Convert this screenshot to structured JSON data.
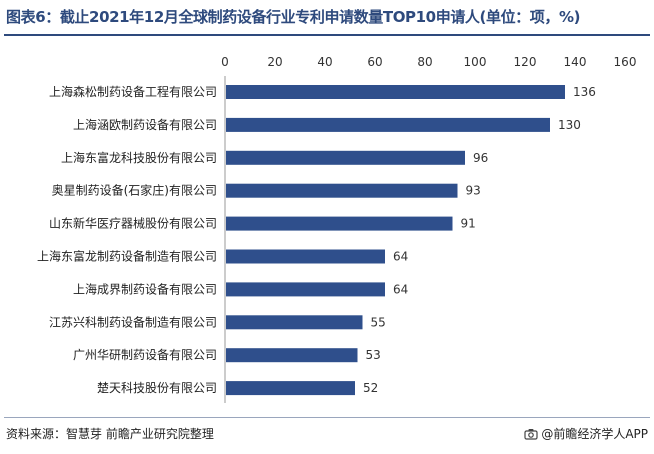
{
  "header": {
    "title": "图表6：截止2021年12月全球制药设备行业专利申请数量TOP10申请人(单位：项，%)"
  },
  "footer": {
    "source": "资料来源：智慧芽 前瞻产业研究院整理",
    "brand": "@前瞻经济学人APP"
  },
  "colors": {
    "bar": "#2f4f8c",
    "title": "#2e4a7d"
  },
  "chart_data": {
    "type": "bar",
    "orientation": "horizontal",
    "title": "图表6：截止2021年12月全球制药设备行业专利申请数量TOP10申请人(单位：项，%)",
    "categories": [
      "上海森松制药设备工程有限公司",
      "上海涵欧制药设备有限公司",
      "上海东富龙科技股份有限公司",
      "奥星制药设备(石家庄)有限公司",
      "山东新华医疗器械股份有限公司",
      "上海东富龙制药设备制造有限公司",
      "上海成界制药设备有限公司",
      "江苏兴科制药设备制造有限公司",
      "广州华研制药设备有限公司",
      "楚天科技股份有限公司"
    ],
    "values": [
      136,
      130,
      96,
      93,
      91,
      64,
      64,
      55,
      53,
      52
    ],
    "xlim": [
      0,
      160
    ],
    "xticks": [
      0,
      20,
      40,
      60,
      80,
      100,
      120,
      140,
      160
    ],
    "xaxis_position": "top",
    "grid": false,
    "data_labels": true
  }
}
--*--
## BRIEF
Transcribe all of the records above character for character. Exclude the pictures.

## FINISHED ANSWER
Convert this screenshot to structured JSON data.
{
  "header": {
    "title": "图表6：截止2021年12月全球制药设备行业专利申请数量TOP10申请人(单位：项，%)"
  },
  "footer": {
    "source": "资料来源：智慧芽 前瞻产业研究院整理",
    "brand": "@前瞻经济学人APP"
  },
  "colors": {
    "bar": "#2f4f8c",
    "title": "#2e4a7d"
  },
  "chart_data": {
    "type": "bar",
    "orientation": "horizontal",
    "title": "图表6：截止2021年12月全球制药设备行业专利申请数量TOP10申请人(单位：项，%)",
    "categories": [
      "上海森松制药设备工程有限公司",
      "上海涵欧制药设备有限公司",
      "上海东富龙科技股份有限公司",
      "奥星制药设备(石家庄)有限公司",
      "山东新华医疗器械股份有限公司",
      "上海东富龙制药设备制造有限公司",
      "上海成界制药设备有限公司",
      "江苏兴科制药设备制造有限公司",
      "广州华研制药设备有限公司",
      "楚天科技股份有限公司"
    ],
    "values": [
      136,
      130,
      96,
      93,
      91,
      64,
      64,
      55,
      53,
      52
    ],
    "xlim": [
      0,
      160
    ],
    "xticks": [
      0,
      20,
      40,
      60,
      80,
      100,
      120,
      140,
      160
    ],
    "xaxis_position": "top",
    "grid": false,
    "data_labels": true
  }
}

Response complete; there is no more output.